__STATED GOAL__.
Can you reproduce the lines of the listing between the line holding "Give me the" and the line holding "dimension 1,5x45 line: [376, 455, 448, 457]", inclusive, with nothing changed?

__MATERIAL FOR THE TASK__.
..........

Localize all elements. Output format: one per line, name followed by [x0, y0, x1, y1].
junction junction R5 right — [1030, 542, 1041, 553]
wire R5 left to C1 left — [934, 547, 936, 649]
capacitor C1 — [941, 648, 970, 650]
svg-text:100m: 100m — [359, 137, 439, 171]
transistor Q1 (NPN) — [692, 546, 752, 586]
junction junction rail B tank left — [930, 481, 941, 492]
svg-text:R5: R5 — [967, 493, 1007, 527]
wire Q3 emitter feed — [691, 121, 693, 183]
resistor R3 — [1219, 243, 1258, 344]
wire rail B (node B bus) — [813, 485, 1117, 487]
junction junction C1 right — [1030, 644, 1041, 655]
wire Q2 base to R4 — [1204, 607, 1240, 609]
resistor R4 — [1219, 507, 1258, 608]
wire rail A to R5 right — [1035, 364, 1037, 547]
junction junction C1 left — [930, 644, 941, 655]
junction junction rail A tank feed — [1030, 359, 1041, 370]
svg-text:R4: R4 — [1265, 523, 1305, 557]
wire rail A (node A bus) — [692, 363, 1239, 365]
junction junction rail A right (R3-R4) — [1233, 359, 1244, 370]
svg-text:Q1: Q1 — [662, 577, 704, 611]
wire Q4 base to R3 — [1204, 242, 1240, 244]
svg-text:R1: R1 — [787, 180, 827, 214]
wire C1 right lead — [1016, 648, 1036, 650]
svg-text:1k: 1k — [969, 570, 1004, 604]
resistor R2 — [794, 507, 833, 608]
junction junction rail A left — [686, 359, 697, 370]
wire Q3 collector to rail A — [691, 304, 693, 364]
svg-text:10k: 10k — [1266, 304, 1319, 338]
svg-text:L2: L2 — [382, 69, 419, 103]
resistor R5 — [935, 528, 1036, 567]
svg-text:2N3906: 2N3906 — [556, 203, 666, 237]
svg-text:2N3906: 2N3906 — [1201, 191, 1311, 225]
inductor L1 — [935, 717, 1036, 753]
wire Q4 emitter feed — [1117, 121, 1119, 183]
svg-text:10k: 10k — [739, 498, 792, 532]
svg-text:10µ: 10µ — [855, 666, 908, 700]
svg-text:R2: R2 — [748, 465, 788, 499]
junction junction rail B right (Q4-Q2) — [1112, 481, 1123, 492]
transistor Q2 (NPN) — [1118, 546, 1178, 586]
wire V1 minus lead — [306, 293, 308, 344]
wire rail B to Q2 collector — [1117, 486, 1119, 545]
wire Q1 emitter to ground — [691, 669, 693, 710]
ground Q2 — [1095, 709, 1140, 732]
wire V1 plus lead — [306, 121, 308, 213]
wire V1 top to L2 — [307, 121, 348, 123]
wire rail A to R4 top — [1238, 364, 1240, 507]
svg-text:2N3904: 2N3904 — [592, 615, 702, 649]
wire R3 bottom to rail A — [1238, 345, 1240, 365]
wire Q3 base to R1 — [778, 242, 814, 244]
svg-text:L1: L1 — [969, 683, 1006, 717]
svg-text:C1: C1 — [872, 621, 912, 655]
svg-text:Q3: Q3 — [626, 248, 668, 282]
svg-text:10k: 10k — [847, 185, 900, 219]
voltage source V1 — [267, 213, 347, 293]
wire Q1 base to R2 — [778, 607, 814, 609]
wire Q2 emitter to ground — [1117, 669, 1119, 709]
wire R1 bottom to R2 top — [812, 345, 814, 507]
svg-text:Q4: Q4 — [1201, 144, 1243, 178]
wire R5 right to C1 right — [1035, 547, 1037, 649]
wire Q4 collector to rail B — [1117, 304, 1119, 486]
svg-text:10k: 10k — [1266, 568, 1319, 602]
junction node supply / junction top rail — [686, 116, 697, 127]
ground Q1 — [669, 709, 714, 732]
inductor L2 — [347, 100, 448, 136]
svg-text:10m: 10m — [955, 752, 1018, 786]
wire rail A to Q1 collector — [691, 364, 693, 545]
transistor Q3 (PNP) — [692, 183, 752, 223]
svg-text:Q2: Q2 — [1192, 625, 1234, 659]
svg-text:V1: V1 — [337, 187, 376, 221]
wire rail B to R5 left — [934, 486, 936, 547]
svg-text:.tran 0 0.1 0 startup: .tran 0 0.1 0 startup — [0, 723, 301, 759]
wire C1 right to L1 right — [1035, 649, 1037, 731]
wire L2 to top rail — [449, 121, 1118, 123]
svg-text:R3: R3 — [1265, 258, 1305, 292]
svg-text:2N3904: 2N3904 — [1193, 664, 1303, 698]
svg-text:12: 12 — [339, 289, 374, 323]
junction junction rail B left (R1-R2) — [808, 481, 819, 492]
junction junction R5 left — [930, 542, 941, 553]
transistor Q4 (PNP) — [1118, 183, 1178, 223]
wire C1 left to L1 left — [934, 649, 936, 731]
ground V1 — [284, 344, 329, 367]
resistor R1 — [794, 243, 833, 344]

..........

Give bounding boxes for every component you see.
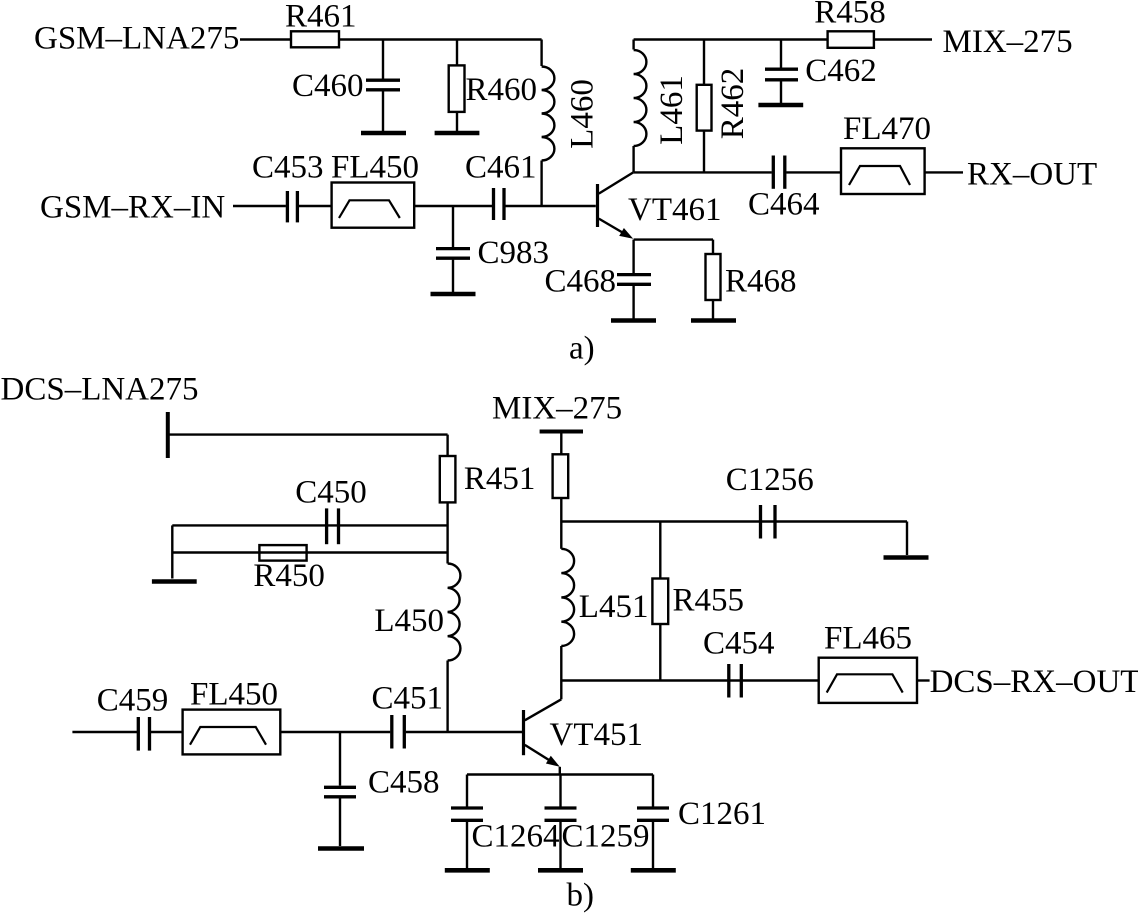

..........

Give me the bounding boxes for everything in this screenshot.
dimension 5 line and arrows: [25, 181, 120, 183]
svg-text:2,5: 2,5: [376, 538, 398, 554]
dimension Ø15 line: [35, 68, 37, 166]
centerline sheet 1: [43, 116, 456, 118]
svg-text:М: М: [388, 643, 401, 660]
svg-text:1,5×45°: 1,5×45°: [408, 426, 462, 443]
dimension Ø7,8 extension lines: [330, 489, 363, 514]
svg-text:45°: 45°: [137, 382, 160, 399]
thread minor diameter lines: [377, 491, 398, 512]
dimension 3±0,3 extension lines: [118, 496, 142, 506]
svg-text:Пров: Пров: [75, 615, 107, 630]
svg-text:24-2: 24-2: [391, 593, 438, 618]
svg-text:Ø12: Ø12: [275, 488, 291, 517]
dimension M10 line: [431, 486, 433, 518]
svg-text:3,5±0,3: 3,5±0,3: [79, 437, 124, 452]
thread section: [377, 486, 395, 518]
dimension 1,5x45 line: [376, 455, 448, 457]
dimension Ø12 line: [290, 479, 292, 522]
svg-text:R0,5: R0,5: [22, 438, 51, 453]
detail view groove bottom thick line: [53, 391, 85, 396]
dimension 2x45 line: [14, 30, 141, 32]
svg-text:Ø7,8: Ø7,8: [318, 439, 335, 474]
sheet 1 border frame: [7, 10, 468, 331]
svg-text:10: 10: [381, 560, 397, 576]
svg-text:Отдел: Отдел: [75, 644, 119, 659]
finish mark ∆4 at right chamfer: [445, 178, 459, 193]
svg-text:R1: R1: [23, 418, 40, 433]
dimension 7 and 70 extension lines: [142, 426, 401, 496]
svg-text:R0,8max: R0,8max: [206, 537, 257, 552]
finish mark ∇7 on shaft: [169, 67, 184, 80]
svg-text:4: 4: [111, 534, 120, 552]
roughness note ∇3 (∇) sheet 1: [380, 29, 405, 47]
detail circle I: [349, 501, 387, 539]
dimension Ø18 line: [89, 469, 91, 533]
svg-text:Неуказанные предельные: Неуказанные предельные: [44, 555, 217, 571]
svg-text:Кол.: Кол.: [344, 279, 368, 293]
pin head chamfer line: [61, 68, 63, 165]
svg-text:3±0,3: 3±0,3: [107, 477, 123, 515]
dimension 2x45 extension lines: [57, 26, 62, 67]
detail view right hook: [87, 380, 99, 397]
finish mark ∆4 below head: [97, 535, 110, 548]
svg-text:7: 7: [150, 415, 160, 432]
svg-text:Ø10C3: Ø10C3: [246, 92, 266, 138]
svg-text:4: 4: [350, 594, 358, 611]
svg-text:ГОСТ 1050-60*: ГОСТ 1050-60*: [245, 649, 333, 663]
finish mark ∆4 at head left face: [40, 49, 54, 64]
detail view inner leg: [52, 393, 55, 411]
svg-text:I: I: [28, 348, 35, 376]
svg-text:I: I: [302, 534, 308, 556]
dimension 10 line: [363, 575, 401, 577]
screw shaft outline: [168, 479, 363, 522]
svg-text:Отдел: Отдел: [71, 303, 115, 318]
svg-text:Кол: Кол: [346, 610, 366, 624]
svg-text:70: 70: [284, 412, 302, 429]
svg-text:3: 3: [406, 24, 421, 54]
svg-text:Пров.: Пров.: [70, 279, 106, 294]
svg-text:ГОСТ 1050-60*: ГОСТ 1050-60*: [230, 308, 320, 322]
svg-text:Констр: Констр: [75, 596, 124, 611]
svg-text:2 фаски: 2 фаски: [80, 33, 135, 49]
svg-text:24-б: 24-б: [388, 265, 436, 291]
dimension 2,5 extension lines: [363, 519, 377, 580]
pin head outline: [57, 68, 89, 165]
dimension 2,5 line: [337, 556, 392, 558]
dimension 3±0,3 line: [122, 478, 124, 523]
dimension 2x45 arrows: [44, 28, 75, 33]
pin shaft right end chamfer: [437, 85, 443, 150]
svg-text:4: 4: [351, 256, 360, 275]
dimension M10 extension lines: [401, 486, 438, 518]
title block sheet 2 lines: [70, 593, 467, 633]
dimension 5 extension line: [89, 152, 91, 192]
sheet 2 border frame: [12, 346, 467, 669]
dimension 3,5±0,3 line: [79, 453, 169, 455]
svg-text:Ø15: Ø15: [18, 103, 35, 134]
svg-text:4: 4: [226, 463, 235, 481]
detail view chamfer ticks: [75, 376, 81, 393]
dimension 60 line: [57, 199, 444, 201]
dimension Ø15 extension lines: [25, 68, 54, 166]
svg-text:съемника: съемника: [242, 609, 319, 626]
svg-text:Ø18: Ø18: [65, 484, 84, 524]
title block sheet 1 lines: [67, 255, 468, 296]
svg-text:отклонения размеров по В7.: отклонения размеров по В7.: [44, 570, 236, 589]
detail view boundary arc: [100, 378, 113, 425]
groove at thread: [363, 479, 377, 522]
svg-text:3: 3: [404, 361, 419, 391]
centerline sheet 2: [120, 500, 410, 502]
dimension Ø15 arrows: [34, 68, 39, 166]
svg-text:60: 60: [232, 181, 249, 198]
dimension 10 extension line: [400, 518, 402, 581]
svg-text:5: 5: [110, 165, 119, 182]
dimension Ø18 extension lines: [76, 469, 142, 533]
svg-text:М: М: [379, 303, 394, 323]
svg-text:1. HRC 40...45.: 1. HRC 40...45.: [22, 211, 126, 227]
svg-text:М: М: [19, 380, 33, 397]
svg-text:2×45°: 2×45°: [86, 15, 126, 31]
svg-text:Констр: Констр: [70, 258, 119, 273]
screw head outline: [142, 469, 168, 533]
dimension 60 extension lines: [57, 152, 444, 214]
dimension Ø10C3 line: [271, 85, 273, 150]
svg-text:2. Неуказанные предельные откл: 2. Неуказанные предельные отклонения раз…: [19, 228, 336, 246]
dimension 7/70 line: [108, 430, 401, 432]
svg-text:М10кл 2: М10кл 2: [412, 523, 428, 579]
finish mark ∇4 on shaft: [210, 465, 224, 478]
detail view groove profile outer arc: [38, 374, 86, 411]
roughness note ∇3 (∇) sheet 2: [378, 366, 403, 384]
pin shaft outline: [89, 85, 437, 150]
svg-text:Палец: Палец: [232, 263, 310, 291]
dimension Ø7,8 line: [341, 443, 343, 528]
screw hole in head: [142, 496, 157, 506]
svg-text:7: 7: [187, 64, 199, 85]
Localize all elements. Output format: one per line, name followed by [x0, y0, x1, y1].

..........

__TASK OUTPUT__.
Give me the bounding boxes for everything in this screenshot.
dimension 5 line and arrows: [25, 181, 120, 183]
svg-text:2,5: 2,5: [376, 538, 398, 554]
dimension Ø15 line: [35, 68, 37, 166]
centerline sheet 1: [43, 116, 456, 118]
svg-text:М: М: [388, 643, 401, 660]
svg-text:1,5×45°: 1,5×45°: [408, 426, 462, 443]
dimension Ø7,8 extension lines: [330, 489, 363, 514]
svg-text:45°: 45°: [137, 382, 160, 399]
thread minor diameter lines: [377, 491, 398, 512]
dimension 3±0,3 extension lines: [118, 496, 142, 506]
svg-text:Пров: Пров: [75, 615, 107, 630]
svg-text:24-2: 24-2: [391, 593, 438, 618]
svg-text:Ø12: Ø12: [275, 488, 291, 517]
dimension M10 line: [431, 486, 433, 518]
svg-text:3,5±0,3: 3,5±0,3: [79, 437, 124, 452]
thread section: [377, 486, 395, 518]
dimension 1,5x45 line: [376, 455, 448, 457]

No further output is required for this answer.